**Set task**
Output all of the data below exactly as given.

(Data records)
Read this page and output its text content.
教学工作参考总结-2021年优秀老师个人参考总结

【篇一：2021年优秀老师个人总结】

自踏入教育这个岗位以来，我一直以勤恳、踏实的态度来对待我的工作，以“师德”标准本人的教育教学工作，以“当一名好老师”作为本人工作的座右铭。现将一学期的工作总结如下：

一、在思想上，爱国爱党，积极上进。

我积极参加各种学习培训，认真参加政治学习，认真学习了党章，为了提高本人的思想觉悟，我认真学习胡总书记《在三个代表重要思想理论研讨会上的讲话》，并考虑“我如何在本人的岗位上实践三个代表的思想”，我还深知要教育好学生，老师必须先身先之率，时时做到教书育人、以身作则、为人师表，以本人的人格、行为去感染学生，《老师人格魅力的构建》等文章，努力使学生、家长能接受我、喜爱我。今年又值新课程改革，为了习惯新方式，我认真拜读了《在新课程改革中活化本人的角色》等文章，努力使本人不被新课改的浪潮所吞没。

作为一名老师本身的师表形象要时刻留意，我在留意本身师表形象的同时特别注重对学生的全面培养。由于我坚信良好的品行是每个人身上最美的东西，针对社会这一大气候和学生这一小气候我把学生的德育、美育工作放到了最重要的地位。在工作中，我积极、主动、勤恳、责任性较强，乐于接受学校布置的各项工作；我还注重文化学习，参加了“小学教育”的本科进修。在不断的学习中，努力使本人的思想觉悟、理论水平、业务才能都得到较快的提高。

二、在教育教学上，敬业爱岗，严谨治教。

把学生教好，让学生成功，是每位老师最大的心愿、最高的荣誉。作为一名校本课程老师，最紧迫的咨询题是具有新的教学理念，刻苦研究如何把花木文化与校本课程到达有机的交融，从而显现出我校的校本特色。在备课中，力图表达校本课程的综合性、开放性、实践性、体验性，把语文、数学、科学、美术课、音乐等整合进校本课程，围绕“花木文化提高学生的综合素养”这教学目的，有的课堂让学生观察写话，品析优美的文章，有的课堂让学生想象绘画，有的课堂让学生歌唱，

**Response for this exercise**
Read this page and output its text content.
教学工作参考总结-2021年优秀老师个人参考总结

【篇一：2021年优秀老师个人总结】

自踏入教育这个岗位以来，我一直以勤恳、踏实的态度来对待我的工作，以“师德”标准本人的教育教学工作，以“当一名好老师”作为本人工作的座右铭。现将一学期的工作总结如下：

一、在思想上，爱国爱党，积极上进。

我积极参加各种学习培训，认真参加政治学习，认真学习了党章，为了提高本人的思想觉悟，我认真学习胡总书记《在三个代表重要思想理论研讨会上的讲话》，并考虑“我如何在本人的岗位上实践三个代表的思想”，我还深知要教育好学生，老师必须先身先之率，时时做到教书育人、以身作则、为人师表，以本人的人格、行为去感染学生，《老师人格魅力的构建》等文章，努力使学生、家长能接受我、喜爱我。今年又值新课程改革，为了习惯新方式，我认真拜读了《在新课程改革中活化本人的角色》等文章，努力使本人不被新课改的浪潮所吞没。

作为一名老师本身的师表形象要时刻留意，我在留意本身师表形象的同时特别注重对学生的全面培养。由于我坚信良好的品行是每个人身上最美的东西，针对社会这一大气候和学生这一小气候我把学生的德育、美育工作放到了最重要的地位。在工作中，我积极、主动、勤恳、责任性较强，乐于接受学校布置的各项工作；我还注重文化学习，参加了“小学教育”的本科进修。在不断的学习中，努力使本人的思想觉悟、理论水平、业务才能都得到较快的提高。

二、在教育教学上，敬业爱岗，严谨治教。

把学生教好，让学生成功，是每位老师最大的心愿、最高的荣誉。作为一名校本课程老师，最紧迫的咨询题是具有新的教学理念，刻苦研究如何把花木文化与校本课程到达有机的交融，从而显现出我校的校本特色。在备课中，力图表达校本课程的综合性、开放性、实践性、体验性，把语文、数学、科学、美术课、音乐等整合进校本课程，围绕“花木文化提高学生的综合素养”这教学目的，有的课堂让学生观察写话，品析优美的文章，有的课堂让学生想象绘画，有的课堂让学生歌唱，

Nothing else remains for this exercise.